* _Exercise instructions_:
Copy out every record exactly.

Stored items from a collection:
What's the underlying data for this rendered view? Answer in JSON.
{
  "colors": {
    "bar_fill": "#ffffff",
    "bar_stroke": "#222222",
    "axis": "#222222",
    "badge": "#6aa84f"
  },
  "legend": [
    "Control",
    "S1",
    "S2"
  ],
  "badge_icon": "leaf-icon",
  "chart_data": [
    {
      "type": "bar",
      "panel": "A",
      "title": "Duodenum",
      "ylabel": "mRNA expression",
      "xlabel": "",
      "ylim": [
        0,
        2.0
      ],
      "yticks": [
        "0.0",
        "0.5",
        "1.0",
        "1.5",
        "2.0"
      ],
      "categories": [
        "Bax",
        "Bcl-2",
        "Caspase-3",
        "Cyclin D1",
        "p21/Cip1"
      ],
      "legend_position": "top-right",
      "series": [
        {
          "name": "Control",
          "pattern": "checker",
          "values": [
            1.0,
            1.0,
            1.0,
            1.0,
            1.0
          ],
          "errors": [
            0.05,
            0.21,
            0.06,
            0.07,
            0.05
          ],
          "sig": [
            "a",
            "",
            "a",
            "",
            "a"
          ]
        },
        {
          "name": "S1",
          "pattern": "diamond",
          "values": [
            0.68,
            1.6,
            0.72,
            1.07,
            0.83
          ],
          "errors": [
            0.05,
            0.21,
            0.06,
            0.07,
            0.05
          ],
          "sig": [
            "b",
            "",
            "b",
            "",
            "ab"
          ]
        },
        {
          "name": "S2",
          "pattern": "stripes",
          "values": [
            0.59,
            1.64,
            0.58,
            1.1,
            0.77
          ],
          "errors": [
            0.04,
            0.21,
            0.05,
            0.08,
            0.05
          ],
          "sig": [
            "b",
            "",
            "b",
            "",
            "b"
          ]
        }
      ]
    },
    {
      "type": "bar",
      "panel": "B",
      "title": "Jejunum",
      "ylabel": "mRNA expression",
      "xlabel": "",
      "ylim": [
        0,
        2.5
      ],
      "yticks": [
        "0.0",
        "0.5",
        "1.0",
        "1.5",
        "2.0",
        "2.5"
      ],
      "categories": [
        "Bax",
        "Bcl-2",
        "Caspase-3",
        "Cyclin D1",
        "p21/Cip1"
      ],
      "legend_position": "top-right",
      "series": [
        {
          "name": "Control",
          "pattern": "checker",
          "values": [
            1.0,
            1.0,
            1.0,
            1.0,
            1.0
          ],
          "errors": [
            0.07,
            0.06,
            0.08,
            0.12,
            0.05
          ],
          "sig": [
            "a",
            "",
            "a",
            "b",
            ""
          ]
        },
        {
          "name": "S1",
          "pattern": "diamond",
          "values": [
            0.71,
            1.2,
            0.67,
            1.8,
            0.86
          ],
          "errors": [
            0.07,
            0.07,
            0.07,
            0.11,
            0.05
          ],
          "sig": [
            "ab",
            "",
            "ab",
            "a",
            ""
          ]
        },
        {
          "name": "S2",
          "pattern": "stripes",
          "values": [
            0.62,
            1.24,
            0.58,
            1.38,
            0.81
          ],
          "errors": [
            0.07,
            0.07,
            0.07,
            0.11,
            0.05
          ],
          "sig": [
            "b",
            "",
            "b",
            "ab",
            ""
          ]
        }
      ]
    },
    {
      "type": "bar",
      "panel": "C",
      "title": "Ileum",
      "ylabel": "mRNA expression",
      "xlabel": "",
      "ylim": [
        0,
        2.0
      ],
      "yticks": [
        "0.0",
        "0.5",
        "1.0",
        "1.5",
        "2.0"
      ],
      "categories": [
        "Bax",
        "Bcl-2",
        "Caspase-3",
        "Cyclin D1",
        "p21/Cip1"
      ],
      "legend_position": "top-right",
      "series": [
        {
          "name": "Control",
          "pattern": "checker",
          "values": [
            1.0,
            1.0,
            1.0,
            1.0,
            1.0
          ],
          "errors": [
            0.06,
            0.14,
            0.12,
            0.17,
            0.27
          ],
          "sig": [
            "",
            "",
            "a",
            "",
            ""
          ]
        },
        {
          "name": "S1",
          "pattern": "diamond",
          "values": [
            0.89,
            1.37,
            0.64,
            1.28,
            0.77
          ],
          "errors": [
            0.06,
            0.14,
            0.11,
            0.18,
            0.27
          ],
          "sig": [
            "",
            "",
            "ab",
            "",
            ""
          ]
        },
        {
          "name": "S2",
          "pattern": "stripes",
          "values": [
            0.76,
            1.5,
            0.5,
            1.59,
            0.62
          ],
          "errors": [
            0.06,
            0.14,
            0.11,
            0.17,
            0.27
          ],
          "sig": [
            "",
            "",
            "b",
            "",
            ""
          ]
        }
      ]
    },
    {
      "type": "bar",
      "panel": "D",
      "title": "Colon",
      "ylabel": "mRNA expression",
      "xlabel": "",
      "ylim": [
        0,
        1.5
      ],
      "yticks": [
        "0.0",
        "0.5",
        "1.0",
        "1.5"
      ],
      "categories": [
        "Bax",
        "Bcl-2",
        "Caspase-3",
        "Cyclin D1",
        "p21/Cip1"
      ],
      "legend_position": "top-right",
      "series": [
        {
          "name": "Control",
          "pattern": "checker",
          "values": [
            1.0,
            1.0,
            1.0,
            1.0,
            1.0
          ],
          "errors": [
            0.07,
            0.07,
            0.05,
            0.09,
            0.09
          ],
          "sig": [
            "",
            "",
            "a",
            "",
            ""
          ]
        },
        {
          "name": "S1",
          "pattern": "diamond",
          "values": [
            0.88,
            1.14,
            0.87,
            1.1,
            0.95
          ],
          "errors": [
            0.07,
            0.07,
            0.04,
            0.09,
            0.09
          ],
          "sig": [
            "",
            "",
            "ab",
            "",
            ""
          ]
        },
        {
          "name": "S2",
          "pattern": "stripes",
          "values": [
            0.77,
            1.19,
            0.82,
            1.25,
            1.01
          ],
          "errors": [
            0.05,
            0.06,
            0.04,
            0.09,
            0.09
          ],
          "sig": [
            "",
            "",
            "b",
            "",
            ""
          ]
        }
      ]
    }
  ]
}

* _Response to this exercise_:
What's the underlying data for this rendered view? Answer in JSON.
{
  "colors": {
    "bar_fill": "#ffffff",
    "bar_stroke": "#222222",
    "axis": "#222222",
    "badge": "#6aa84f"
  },
  "legend": [
    "Control",
    "S1",
    "S2"
  ],
  "badge_icon": "leaf-icon",
  "chart_data": [
    {
      "type": "bar",
      "panel": "A",
      "title": "Duodenum",
      "ylabel": "mRNA expression",
      "xlabel": "",
      "ylim": [
        0,
        2.0
      ],
      "yticks": [
        "0.0",
        "0.5",
        "1.0",
        "1.5",
        "2.0"
      ],
      "categories": [
        "Bax",
        "Bcl-2",
        "Caspase-3",
        "Cyclin D1",
        "p21/Cip1"
      ],
      "legend_position": "top-right",
      "series": [
        {
          "name": "Control",
          "pattern": "checker",
          "values": [
            1.0,
            1.0,
            1.0,
            1.0,
            1.0
          ],
          "errors": [
            0.05,
            0.21,
            0.06,
            0.07,
            0.05
          ],
          "sig": [
            "a",
            "",
            "a",
            "",
            "a"
          ]
        },
        {
          "name": "S1",
          "pattern": "diamond",
          "values": [
            0.68,
            1.6,
            0.72,
            1.07,
            0.83
          ],
          "errors": [
            0.05,
            0.21,
            0.06,
            0.07,
            0.05
          ],
          "sig": [
            "b",
            "",
            "b",
            "",
            "ab"
          ]
        },
        {
          "name": "S2",
          "pattern": "stripes",
          "values": [
            0.59,
            1.64,
            0.58,
            1.1,
            0.77
          ],
          "errors": [
            0.04,
            0.21,
            0.05,
            0.08,
            0.05
          ],
          "sig": [
            "b",
            "",
            "b",
            "",
            "b"
          ]
        }
      ]
    },
    {
      "type": "bar",
      "panel": "B",
      "title": "Jejunum",
      "ylabel": "mRNA expression",
      "xlabel": "",
      "ylim": [
        0,
        2.5
      ],
      "yticks": [
        "0.0",
        "0.5",
        "1.0",
        "1.5",
        "2.0",
        "2.5"
      ],
      "categories": [
        "Bax",
        "Bcl-2",
        "Caspase-3",
        "Cyclin D1",
        "p21/Cip1"
      ],
      "legend_position": "top-right",
      "series": [
        {
          "name": "Control",
          "pattern": "checker",
          "values": [
            1.0,
            1.0,
            1.0,
            1.0,
            1.0
          ],
          "errors": [
            0.07,
            0.06,
            0.08,
            0.12,
            0.05
          ],
          "sig": [
            "a",
            "",
            "a",
            "b",
            ""
          ]
        },
        {
          "name": "S1",
          "pattern": "diamond",
          "values": [
            0.71,
            1.2,
            0.67,
            1.8,
            0.86
          ],
          "errors": [
            0.07,
            0.07,
            0.07,
            0.11,
            0.05
          ],
          "sig": [
            "ab",
            "",
            "ab",
            "a",
            ""
          ]
        },
        {
          "name": "S2",
          "pattern": "stripes",
          "values": [
            0.62,
            1.24,
            0.58,
            1.38,
            0.81
          ],
          "errors": [
            0.07,
            0.07,
            0.07,
            0.11,
            0.05
          ],
          "sig": [
            "b",
            "",
            "b",
            "ab",
            ""
          ]
        }
      ]
    },
    {
      "type": "bar",
      "panel": "C",
      "title": "Ileum",
      "ylabel": "mRNA expression",
      "xlabel": "",
      "ylim": [
        0,
        2.0
      ],
      "yticks": [
        "0.0",
        "0.5",
        "1.0",
        "1.5",
        "2.0"
      ],
      "categories": [
        "Bax",
        "Bcl-2",
        "Caspase-3",
        "Cyclin D1",
        "p21/Cip1"
      ],
      "legend_position": "top-right",
      "series": [
        {
          "name": "Control",
          "pattern": "checker",
          "values": [
            1.0,
            1.0,
            1.0,
            1.0,
            1.0
          ],
          "errors": [
            0.06,
            0.14,
            0.12,
            0.17,
            0.27
          ],
          "sig": [
            "",
            "",
            "a",
            "",
            ""
          ]
        },
        {
          "name": "S1",
          "pattern": "diamond",
          "values": [
            0.89,
            1.37,
            0.64,
            1.28,
            0.77
          ],
          "errors": [
            0.06,
            0.14,
            0.11,
            0.18,
            0.27
          ],
          "sig": [
            "",
            "",
            "ab",
            "",
            ""
          ]
        },
        {
          "name": "S2",
          "pattern": "stripes",
          "values": [
            0.76,
            1.5,
            0.5,
            1.59,
            0.62
          ],
          "errors": [
            0.06,
            0.14,
            0.11,
            0.17,
            0.27
          ],
          "sig": [
            "",
            "",
            "b",
            "",
            ""
          ]
        }
      ]
    },
    {
      "type": "bar",
      "panel": "D",
      "title": "Colon",
      "ylabel": "mRNA expression",
      "xlabel": "",
      "ylim": [
        0,
        1.5
      ],
      "yticks": [
        "0.0",
        "0.5",
        "1.0",
        "1.5"
      ],
      "categories": [
        "Bax",
        "Bcl-2",
        "Caspase-3",
        "Cyclin D1",
        "p21/Cip1"
      ],
      "legend_position": "top-right",
      "series": [
        {
          "name": "Control",
          "pattern": "checker",
          "values": [
            1.0,
            1.0,
            1.0,
            1.0,
            1.0
          ],
          "errors": [
            0.07,
            0.07,
            0.05,
            0.09,
            0.09
          ],
          "sig": [
            "",
            "",
            "a",
            "",
            ""
          ]
        },
        {
          "name": "S1",
          "pattern": "diamond",
          "values": [
            0.88,
            1.14,
            0.87,
            1.1,
            0.95
          ],
          "errors": [
            0.07,
            0.07,
            0.04,
            0.09,
            0.09
          ],
          "sig": [
            "",
            "",
            "ab",
            "",
            ""
          ]
        },
        {
          "name": "S2",
          "pattern": "stripes",
          "values": [
            0.77,
            1.19,
            0.82,
            1.25,
            1.01
          ],
          "errors": [
            0.05,
            0.06,
            0.04,
            0.09,
            0.09
          ],
          "sig": [
            "",
            "",
            "b",
            "",
            ""
          ]
        }
      ]
    }
  ]
}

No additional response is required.